● **Work instructions**
Write out the entire listing below exactly, with the pictures left out.

● **Supplied material**
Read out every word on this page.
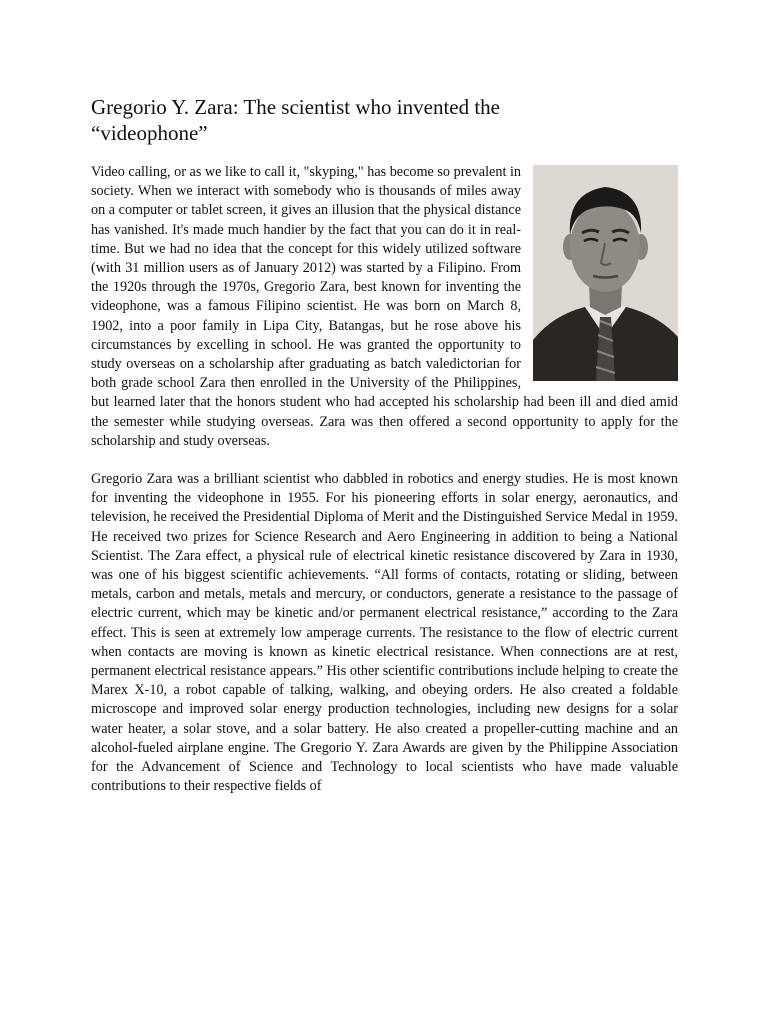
Gregorio Y. Zara: The scientist who invented the
“videophone”

Video calling, or as we like to call it, "skyping," has become so prevalent in society. When we interact with somebody who is thousands of miles away on a computer or tablet screen, it gives an illusion that the physical distance has vanished. It's made much handier by the fact that you can do it in real-time. But we had no idea that the concept for this widely utilized software (with 31 million users as of January 2012) was started by a Filipino. From the 1920s through the 1970s, Gregorio Zara, best known for inventing the videophone, was a famous Filipino scientist. He was born on March 8, 1902, into a poor family in Lipa City, Batangas, but he rose above his circumstances by excelling in school. He was granted the opportunity to study overseas on a scholarship after graduating as batch valedictorian for both grade school Zara then enrolled in the University of the Philippines, but learned later that the honors student who had accepted his scholarship had been ill and died amid the semester while studying overseas. Zara was then offered a second opportunity to apply for the scholarship and study overseas.

Gregorio Zara was a brilliant scientist who dabbled in robotics and energy studies. He is most known for inventing the videophone in 1955. For his pioneering efforts in solar energy, aeronautics, and television, he received the Presidential Diploma of Merit and the Distinguished Service Medal in 1959. He received two prizes for Science Research and Aero Engineering in addition to being a National Scientist. The Zara effect, a physical rule of electrical kinetic resistance discovered by Zara in 1930, was one of his biggest scientific achievements. “All forms of contacts, rotating or sliding, between metals, carbon and metals, metals and mercury, or conductors, generate a resistance to the passage of electric current, which may be kinetic and/or permanent electrical resistance,” according to the Zara effect. This is seen at extremely low amperage currents. The resistance to the flow of electric current when contacts are moving is known as kinetic electrical resistance. When connections are at rest, permanent electrical resistance appears.” His other scientific contributions include helping to create the Marex X-10, a robot capable of talking, walking, and obeying orders. He also created a foldable microscope and improved solar energy production technologies, including new designs for a solar water heater, a solar stove, and a solar battery. He also created a propeller-cutting machine and an alcohol-fueled airplane engine. The Gregorio Y. Zara Awards are given by the Philippine Association for the Advancement of Science and Technology to local scientists who have made valuable contributions to their respective fields of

● **Solution to the exercise**
Read out every word on this page.
Gregorio Y. Zara: The scientist who invented the
“videophone”

Video calling, or as we like to call it, "skyping," has become so prevalent in society. When we interact with somebody who is thousands of miles away on a computer or tablet screen, it gives an illusion that the physical distance has vanished. It's made much handier by the fact that you can do it in real-time. But we had no idea that the concept for this widely utilized software (with 31 million users as of January 2012) was started by a Filipino. From the 1920s through the 1970s, Gregorio Zara, best known for inventing the videophone, was a famous Filipino scientist. He was born on March 8, 1902, into a poor family in Lipa City, Batangas, but he rose above his circumstances by excelling in school. He was granted the opportunity to study overseas on a scholarship after graduating as batch valedictorian for both grade school Zara then enrolled in the University of the Philippines, but learned later that the honors student who had accepted his scholarship had been ill and died amid the semester while studying overseas. Zara was then offered a second opportunity to apply for the scholarship and study overseas.

Gregorio Zara was a brilliant scientist who dabbled in robotics and energy studies. He is most known for inventing the videophone in 1955. For his pioneering efforts in solar energy, aeronautics, and television, he received the Presidential Diploma of Merit and the Distinguished Service Medal in 1959. He received two prizes for Science Research and Aero Engineering in addition to being a National Scientist. The Zara effect, a physical rule of electrical kinetic resistance discovered by Zara in 1930, was one of his biggest scientific achievements. “All forms of contacts, rotating or sliding, between metals, carbon and metals, metals and mercury, or conductors, generate a resistance to the passage of electric current, which may be kinetic and/or permanent electrical resistance,” according to the Zara effect. This is seen at extremely low amperage currents. The resistance to the flow of electric current when contacts are moving is known as kinetic electrical resistance. When connections are at rest, permanent electrical resistance appears.” His other scientific contributions include helping to create the Marex X-10, a robot capable of talking, walking, and obeying orders. He also created a foldable microscope and improved solar energy production technologies, including new designs for a solar water heater, a solar stove, and a solar battery. He also created a propeller-cutting machine and an alcohol-fueled airplane engine. The Gregorio Y. Zara Awards are given by the Philippine Association for the Advancement of Science and Technology to local scientists who have made valuable contributions to their respective fields of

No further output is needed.